## What the exercise asks
Write out the entries again exactly as they are given.

## Supplied data
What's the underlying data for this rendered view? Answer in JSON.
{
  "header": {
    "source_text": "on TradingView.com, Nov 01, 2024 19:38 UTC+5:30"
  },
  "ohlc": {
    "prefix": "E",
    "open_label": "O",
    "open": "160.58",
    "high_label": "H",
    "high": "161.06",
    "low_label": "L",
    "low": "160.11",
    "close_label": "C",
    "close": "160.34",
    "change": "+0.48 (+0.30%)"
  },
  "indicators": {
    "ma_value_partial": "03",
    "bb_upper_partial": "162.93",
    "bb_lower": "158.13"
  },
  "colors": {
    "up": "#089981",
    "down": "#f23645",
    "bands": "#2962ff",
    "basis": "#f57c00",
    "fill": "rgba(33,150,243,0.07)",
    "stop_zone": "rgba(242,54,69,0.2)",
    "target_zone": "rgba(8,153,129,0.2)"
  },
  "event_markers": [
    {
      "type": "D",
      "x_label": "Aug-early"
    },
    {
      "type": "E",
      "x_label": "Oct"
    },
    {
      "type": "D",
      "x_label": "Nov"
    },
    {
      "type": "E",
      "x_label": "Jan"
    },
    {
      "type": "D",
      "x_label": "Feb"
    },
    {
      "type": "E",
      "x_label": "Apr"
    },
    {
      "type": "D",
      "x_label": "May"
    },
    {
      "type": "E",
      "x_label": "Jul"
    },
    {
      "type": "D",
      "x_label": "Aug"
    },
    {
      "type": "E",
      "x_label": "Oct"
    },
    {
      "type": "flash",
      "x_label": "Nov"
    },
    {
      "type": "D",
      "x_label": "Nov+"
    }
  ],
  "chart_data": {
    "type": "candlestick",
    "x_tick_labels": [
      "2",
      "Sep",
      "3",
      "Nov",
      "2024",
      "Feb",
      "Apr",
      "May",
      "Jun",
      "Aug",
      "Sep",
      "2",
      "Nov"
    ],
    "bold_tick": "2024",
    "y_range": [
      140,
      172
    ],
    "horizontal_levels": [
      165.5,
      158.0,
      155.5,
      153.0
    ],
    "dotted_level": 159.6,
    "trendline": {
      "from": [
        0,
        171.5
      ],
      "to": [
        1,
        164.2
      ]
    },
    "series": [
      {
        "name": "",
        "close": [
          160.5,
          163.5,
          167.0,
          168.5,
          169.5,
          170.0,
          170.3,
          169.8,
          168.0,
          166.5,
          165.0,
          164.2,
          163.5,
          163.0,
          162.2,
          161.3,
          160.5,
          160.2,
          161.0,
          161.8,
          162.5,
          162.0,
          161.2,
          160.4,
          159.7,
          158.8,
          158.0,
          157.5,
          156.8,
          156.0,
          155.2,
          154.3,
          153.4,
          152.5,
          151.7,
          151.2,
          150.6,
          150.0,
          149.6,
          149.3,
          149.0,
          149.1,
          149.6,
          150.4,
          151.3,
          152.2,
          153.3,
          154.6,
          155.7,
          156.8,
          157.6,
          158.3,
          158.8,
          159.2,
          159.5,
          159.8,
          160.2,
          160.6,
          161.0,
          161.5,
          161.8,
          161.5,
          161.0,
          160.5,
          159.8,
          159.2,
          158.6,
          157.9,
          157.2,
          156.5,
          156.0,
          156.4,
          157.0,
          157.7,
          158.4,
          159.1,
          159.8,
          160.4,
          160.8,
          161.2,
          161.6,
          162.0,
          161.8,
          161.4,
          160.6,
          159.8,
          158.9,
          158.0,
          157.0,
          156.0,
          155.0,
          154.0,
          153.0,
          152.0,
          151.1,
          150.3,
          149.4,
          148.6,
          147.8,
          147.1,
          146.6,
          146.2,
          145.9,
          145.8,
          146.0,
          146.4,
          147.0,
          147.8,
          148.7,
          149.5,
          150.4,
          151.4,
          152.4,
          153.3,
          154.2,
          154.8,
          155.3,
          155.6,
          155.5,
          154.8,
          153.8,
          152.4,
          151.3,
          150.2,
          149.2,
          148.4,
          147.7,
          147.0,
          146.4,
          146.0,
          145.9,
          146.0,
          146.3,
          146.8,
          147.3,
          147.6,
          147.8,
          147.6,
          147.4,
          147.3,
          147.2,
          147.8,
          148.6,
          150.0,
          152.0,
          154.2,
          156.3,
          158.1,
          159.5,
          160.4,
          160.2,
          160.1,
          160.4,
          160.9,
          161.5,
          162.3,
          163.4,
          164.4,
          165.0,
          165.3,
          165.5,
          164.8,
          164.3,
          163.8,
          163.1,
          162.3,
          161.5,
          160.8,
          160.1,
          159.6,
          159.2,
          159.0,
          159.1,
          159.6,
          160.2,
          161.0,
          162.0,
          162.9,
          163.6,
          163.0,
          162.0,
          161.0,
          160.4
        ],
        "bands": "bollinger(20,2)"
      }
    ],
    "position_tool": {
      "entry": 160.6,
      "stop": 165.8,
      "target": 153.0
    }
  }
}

## Correct response
What's the underlying data for this rendered view? Answer in JSON.
{
  "header": {
    "source_text": "on TradingView.com, Nov 01, 2024 19:38 UTC+5:30"
  },
  "ohlc": {
    "prefix": "E",
    "open_label": "O",
    "open": "160.58",
    "high_label": "H",
    "high": "161.06",
    "low_label": "L",
    "low": "160.11",
    "close_label": "C",
    "close": "160.34",
    "change": "+0.48 (+0.30%)"
  },
  "indicators": {
    "ma_value_partial": "03",
    "bb_upper_partial": "162.93",
    "bb_lower": "158.13"
  },
  "colors": {
    "up": "#089981",
    "down": "#f23645",
    "bands": "#2962ff",
    "basis": "#f57c00",
    "fill": "rgba(33,150,243,0.07)",
    "stop_zone": "rgba(242,54,69,0.2)",
    "target_zone": "rgba(8,153,129,0.2)"
  },
  "event_markers": [
    {
      "type": "D",
      "x_label": "Aug-early"
    },
    {
      "type": "E",
      "x_label": "Oct"
    },
    {
      "type": "D",
      "x_label": "Nov"
    },
    {
      "type": "E",
      "x_label": "Jan"
    },
    {
      "type": "D",
      "x_label": "Feb"
    },
    {
      "type": "E",
      "x_label": "Apr"
    },
    {
      "type": "D",
      "x_label": "May"
    },
    {
      "type": "E",
      "x_label": "Jul"
    },
    {
      "type": "D",
      "x_label": "Aug"
    },
    {
      "type": "E",
      "x_label": "Oct"
    },
    {
      "type": "flash",
      "x_label": "Nov"
    },
    {
      "type": "D",
      "x_label": "Nov+"
    }
  ],
  "chart_data": {
    "type": "candlestick",
    "x_tick_labels": [
      "2",
      "Sep",
      "3",
      "Nov",
      "2024",
      "Feb",
      "Apr",
      "May",
      "Jun",
      "Aug",
      "Sep",
      "2",
      "Nov"
    ],
    "bold_tick": "2024",
    "y_range": [
      140,
      172
    ],
    "horizontal_levels": [
      165.5,
      158.0,
      155.5,
      153.0
    ],
    "dotted_level": 159.6,
    "trendline": {
      "from": [
        0,
        171.5
      ],
      "to": [
        1,
        164.2
      ]
    },
    "series": [
      {
        "name": "",
        "close": [
          160.5,
          163.5,
          167.0,
          168.5,
          169.5,
          170.0,
          170.3,
          169.8,
          168.0,
          166.5,
          165.0,
          164.2,
          163.5,
          163.0,
          162.2,
          161.3,
          160.5,
          160.2,
          161.0,
          161.8,
          162.5,
          162.0,
          161.2,
          160.4,
          159.7,
          158.8,
          158.0,
          157.5,
          156.8,
          156.0,
          155.2,
          154.3,
          153.4,
          152.5,
          151.7,
          151.2,
          150.6,
          150.0,
          149.6,
          149.3,
          149.0,
          149.1,
          149.6,
          150.4,
          151.3,
          152.2,
          153.3,
          154.6,
          155.7,
          156.8,
          157.6,
          158.3,
          158.8,
          159.2,
          159.5,
          159.8,
          160.2,
          160.6,
          161.0,
          161.5,
          161.8,
          161.5,
          161.0,
          160.5,
          159.8,
          159.2,
          158.6,
          157.9,
          157.2,
          156.5,
          156.0,
          156.4,
          157.0,
          157.7,
          158.4,
          159.1,
          159.8,
          160.4,
          160.8,
          161.2,
          161.6,
          162.0,
          161.8,
          161.4,
          160.6,
          159.8,
          158.9,
          158.0,
          157.0,
          156.0,
          155.0,
          154.0,
          153.0,
          152.0,
          151.1,
          150.3,
          149.4,
          148.6,
          147.8,
          147.1,
          146.6,
          146.2,
          145.9,
          145.8,
          146.0,
          146.4,
          147.0,
          147.8,
          148.7,
          149.5,
          150.4,
          151.4,
          152.4,
          153.3,
          154.2,
          154.8,
          155.3,
          155.6,
          155.5,
          154.8,
          153.8,
          152.4,
          151.3,
          150.2,
          149.2,
          148.4,
          147.7,
          147.0,
          146.4,
          146.0,
          145.9,
          146.0,
          146.3,
          146.8,
          147.3,
          147.6,
          147.8,
          147.6,
          147.4,
          147.3,
          147.2,
          147.8,
          148.6,
          150.0,
          152.0,
          154.2,
          156.3,
          158.1,
          159.5,
          160.4,
          160.2,
          160.1,
          160.4,
          160.9,
          161.5,
          162.3,
          163.4,
          164.4,
          165.0,
          165.3,
          165.5,
          164.8,
          164.3,
          163.8,
          163.1,
          162.3,
          161.5,
          160.8,
          160.1,
          159.6,
          159.2,
          159.0,
          159.1,
          159.6,
          160.2,
          161.0,
          162.0,
          162.9,
          163.6,
          163.0,
          162.0,
          161.0,
          160.4
        ],
        "bands": "bollinger(20,2)"
      }
    ],
    "position_tool": {
      "entry": 160.6,
      "stop": 165.8,
      "target": 153.0
    }
  }
}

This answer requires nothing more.